[Dataset rows]

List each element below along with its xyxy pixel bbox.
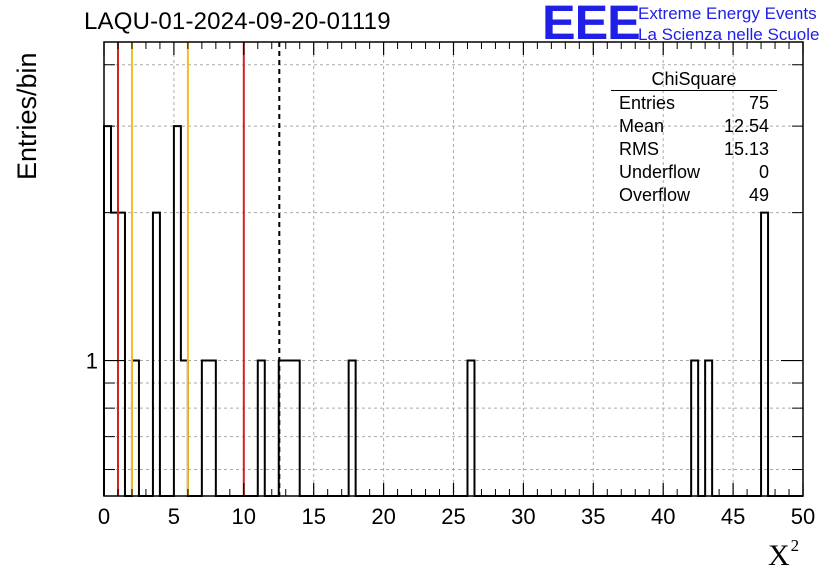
stats-title: ChiSquare [651,69,737,89]
x-tick-label: 5 [168,504,180,529]
histogram-bin [153,213,160,496]
histogram-bin [118,213,125,496]
stats-value: 75 [748,93,769,113]
histogram-bin [761,213,768,496]
stats-row-overflow: Overflow 49 [611,184,777,207]
stats-row-underflow: Underflow 0 [611,161,777,184]
axis-ticks: 0 5 10 15 20 25 30 35 40 45 50 1 [86,42,815,529]
stats-value: 0 [758,162,769,182]
x-tick-label: 30 [511,504,535,529]
x-tick-label: 0 [98,504,110,529]
histogram-bin [691,361,698,496]
histogram-bin [104,126,111,496]
stats-title-rule [611,90,777,91]
stats-box: ChiSquare Entries 75 Mean 12.54 RMS 15.13 Unde… [611,68,777,207]
stats-rows: Entries 75 Mean 12.54 RMS 15.13 Underflow 0 Over… [611,92,777,207]
stats-row-rms: RMS 15.13 [611,138,777,161]
stats-label: Mean [619,116,665,136]
stats-label: Entries [619,93,676,113]
x-tick-label: 50 [791,504,815,529]
stats-value: 15.13 [723,139,769,159]
stats-label: Overflow [619,185,691,205]
stats-label: Underflow [619,162,701,182]
x-axis-label-base: X [768,539,790,572]
histogram-bin [209,361,216,496]
logo-line-1: Extreme Energy Events [638,4,817,23]
chart-title: LAQU-01-2024-09-20-01119 [84,8,391,35]
eee-logo: EEE [542,0,641,50]
stats-row-mean: Mean 12.54 [611,115,777,138]
grid-lines [104,42,803,496]
x-tick-label: 45 [721,504,745,529]
histogram-bin [181,361,188,496]
x-axis-label-superscript: 2 [790,536,800,555]
reference-lines [116,42,281,496]
histogram-bin [258,361,265,496]
histogram-bin [286,361,293,496]
histogram-bin [174,126,181,496]
histogram-bin [467,361,474,496]
stats-value: 49 [748,185,769,205]
x-tick-label: 40 [651,504,675,529]
histogram-bin [349,361,356,496]
y-tick-label: 1 [86,349,98,374]
histogram-bin [705,361,712,496]
histogram-bin [202,361,209,496]
stats-value: 12.54 [723,116,769,136]
x-tick-label: 15 [301,504,325,529]
x-tick-label: 20 [371,504,395,529]
x-tick-label: 10 [232,504,256,529]
stats-label: RMS [619,139,659,159]
histogram-bin [111,213,118,496]
logo-line-2: La Scienza nelle Scuole [638,25,820,44]
x-axis-label: X2 [768,536,799,573]
x-tick-label: 25 [441,504,465,529]
histogram-bin [293,361,300,496]
histogram-bin [132,361,139,496]
x-tick-label: 35 [581,504,605,529]
stats-row-entries: Entries 75 [611,92,777,115]
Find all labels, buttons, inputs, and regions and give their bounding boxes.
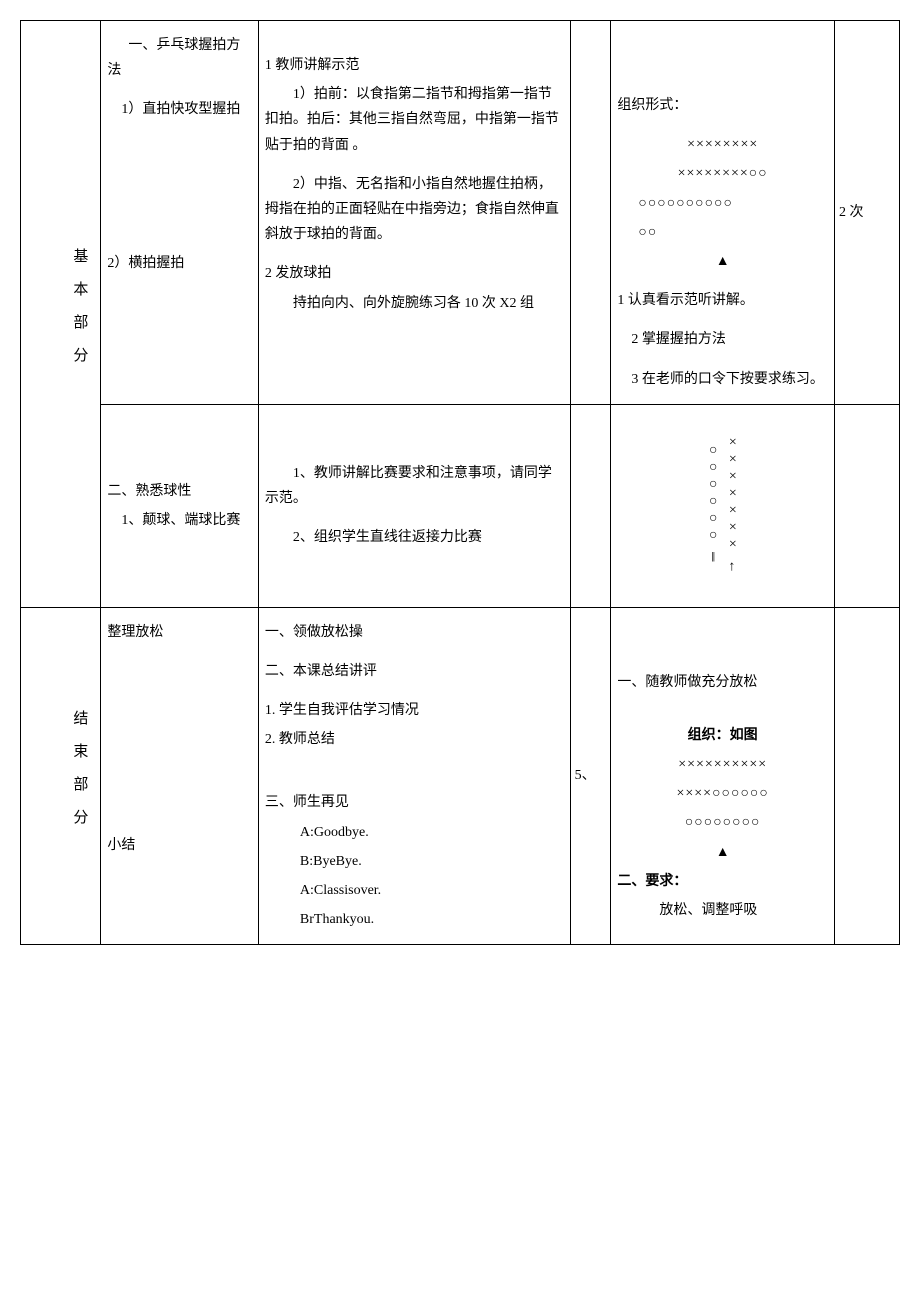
triangle-icon: ▲ [617, 249, 828, 274]
method-l3: 2）中指、无名指和小指自然地握住拍柄，拇指在拍的正面轻贴在中指旁边；食指自然伸直… [265, 172, 564, 248]
end-l5: 三、师生再见 [265, 790, 564, 815]
grip-item2: 2）横拍握拍 [107, 251, 252, 276]
grip-item1: 1）直拍快攻型握拍 [107, 97, 252, 122]
basic-row-2: 二、熟悉球性 1、颠球、端球比赛 1、教师讲解比赛要求和注意事项，请同学示范。 … [21, 404, 900, 607]
spacer [265, 320, 564, 360]
spacer [107, 127, 252, 247]
spacer [265, 29, 564, 49]
org-label: 组织形式： [617, 93, 828, 118]
familiar-item1: 1、颠球、端球比赛 [107, 508, 252, 533]
vert-line-2: ○○○○○○ ‖ [706, 443, 721, 568]
grip-title: 一、乒乓球握拍方法 [107, 33, 252, 83]
relax-label: 整理放松 [107, 620, 252, 645]
basic-r2-time-col [570, 404, 611, 607]
basic-r1-org-col: 组织形式： ×××××××× ××××××××○○ ○○○○○○○○○○ ○○ … [611, 21, 835, 405]
end-method-col: 一、领做放松操 二、本课总结讲评 1. 学生自我评估学习情况 2. 教师总结 三… [258, 607, 570, 945]
spacer [265, 756, 564, 786]
end-l1: 一、领做放松操 [265, 620, 564, 645]
lesson-plan-page: 基本部分 一、乒乓球握拍方法 1）直拍快攻型握拍 2）横拍握拍 1 教师讲解示范… [20, 20, 900, 945]
vert-line-1: ××××××× ← [725, 435, 740, 576]
method-l1: 1 教师讲解示范 [265, 53, 564, 78]
basic-r1-count-col: 2 次 [834, 21, 899, 405]
end-count-col [834, 607, 899, 945]
end-time-col: 5、 [570, 607, 611, 945]
spacer [617, 29, 828, 89]
spacer [617, 122, 828, 128]
note-3: 3 在老师的口令下按要求练习。 [617, 367, 828, 392]
spacer [617, 357, 828, 363]
basic-r2-org-col: ××××××× ← ○○○○○○ ‖ [611, 404, 835, 607]
formation-o1: ○○○○○○○○○○ [617, 191, 828, 216]
end-l7: B:ByeBye. [265, 849, 564, 874]
spacer [617, 699, 828, 719]
spacer [617, 278, 828, 284]
end-content-col: 整理放松 小结 [101, 607, 259, 945]
end-formation-3: ○○○○○○○○ [617, 810, 828, 835]
spacer [107, 649, 252, 829]
summary-label: 小结 [107, 833, 252, 858]
note-2: 2 掌握握拍方法 [617, 327, 828, 352]
spacer [265, 649, 564, 655]
end-row: 结束部分 整理放松 小结 一、领做放松操 二、本课总结讲评 1. 学生自我评估学… [21, 607, 900, 945]
end-header-text: 结束部分 [71, 710, 87, 842]
end-l9: BrThankyou. [265, 907, 564, 932]
spacer [107, 87, 252, 93]
method2-l2: 2、组织学生直线往返接力比赛 [265, 525, 564, 550]
basic-r1-method-col: 1 教师讲解示范 1）拍前：以食指第二指节和拇指第一指节扣拍。拍后：其他三指自然… [258, 21, 570, 405]
method-l5: 持拍向内、向外旋腕练习各 10 次 X2 组 [265, 291, 564, 316]
basic-r2-count-col [834, 404, 899, 607]
formation-x2: ××××××××○○ [617, 161, 828, 186]
end-section-header: 结束部分 [21, 607, 101, 945]
basic-r1-content-col: 一、乒乓球握拍方法 1）直拍快攻型握拍 2）横拍握拍 [101, 21, 259, 405]
basic-r1-time-col [570, 21, 611, 405]
end-l3: 1. 学生自我评估学习情况 [265, 698, 564, 723]
end-note-1: 一、随教师做充分放松 [617, 670, 828, 695]
note-1: 1 认真看示范听讲解。 [617, 288, 828, 313]
method2-l1: 1、教师讲解比赛要求和注意事项，请同学示范。 [265, 461, 564, 511]
formation-x1: ×××××××× [617, 132, 828, 157]
end-l8: A:Classisover. [265, 878, 564, 903]
spacer [265, 162, 564, 168]
end-l6: A:Goodbye. [265, 820, 564, 845]
end-req-text: 放松、调整呼吸 [617, 898, 828, 923]
basic-row-1: 基本部分 一、乒乓球握拍方法 1）直拍快攻型握拍 2）横拍握拍 1 教师讲解示范… [21, 21, 900, 405]
basic-section-header: 基本部分 [21, 21, 101, 608]
method-l4: 2 发放球拍 [265, 261, 564, 286]
end-org-col: 一、随教师做充分放松 组织：如图 ×××××××××× ××××○○○○○○ ○… [611, 607, 835, 945]
end-l2: 二、本课总结讲评 [265, 659, 564, 684]
end-l4: 2. 教师总结 [265, 727, 564, 752]
basic-header-text: 基本部分 [71, 248, 87, 380]
basic-r2-method-col: 1、教师讲解比赛要求和注意事项，请同学示范。 2、组织学生直线往返接力比赛 [258, 404, 570, 607]
method-l2: 1）拍前：以食指第二指节和拇指第一指节扣拍。拍后：其他三指自然弯屈，中指第一指节… [265, 82, 564, 158]
spacer [265, 515, 564, 521]
end-formation-2: ××××○○○○○○ [617, 781, 828, 806]
spacer [617, 616, 828, 666]
spacer [617, 317, 828, 323]
basic-r2-content-col: 二、熟悉球性 1、颠球、端球比赛 [101, 404, 259, 607]
spacer [265, 688, 564, 694]
spacer [265, 251, 564, 257]
lesson-table: 基本部分 一、乒乓球握拍方法 1）直拍快攻型握拍 2）横拍握拍 1 教师讲解示范… [20, 20, 900, 945]
end-triangle-icon: ▲ [617, 840, 828, 865]
familiar-title: 二、熟悉球性 [107, 479, 252, 504]
formation-o2: ○○ [617, 220, 828, 245]
end-req-label: 二、要求： [617, 869, 828, 894]
end-time-value: 5、 [575, 768, 596, 783]
end-org-label: 组织：如图 [617, 723, 828, 748]
count-value: 2 次 [839, 205, 864, 220]
vertical-formation: ××××××× ← ○○○○○○ ‖ [703, 421, 742, 591]
end-formation-1: ×××××××××× [617, 752, 828, 777]
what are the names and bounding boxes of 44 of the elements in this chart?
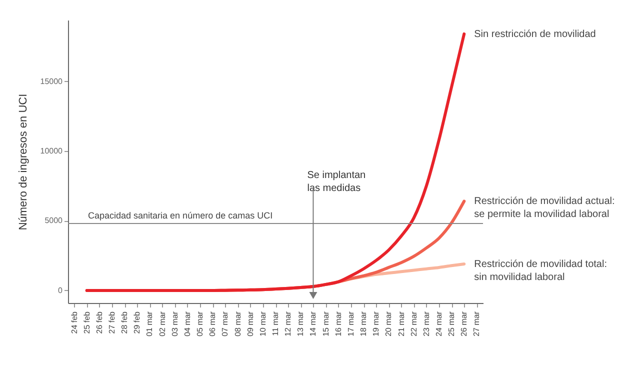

The problem: Return the lines that run from the line with "triangle-icon: ▲ [617, 249, 828, 274]" through the line with "basic-row-2: 二、熟悉球性 1、颠球、端球比赛", copied verbatim, including both of those lines.

Answer below:
triangle-icon: ▲ [617, 249, 828, 274]
method-l3: 2）中指、无名指和小指自然地握住拍柄，拇指在拍的正面轻贴在中指旁边；食指自然伸直… [265, 172, 564, 248]
end-l5: 三、师生再见 [265, 790, 564, 815]
grip-item2: 2）横拍握拍 [107, 251, 252, 276]
grip-item1: 1）直拍快攻型握拍 [107, 97, 252, 122]
basic-row-2: 二、熟悉球性 1、颠球、端球比赛 1、教师讲解比赛要求和注意事项，请同学示范。 … [21, 404, 900, 607]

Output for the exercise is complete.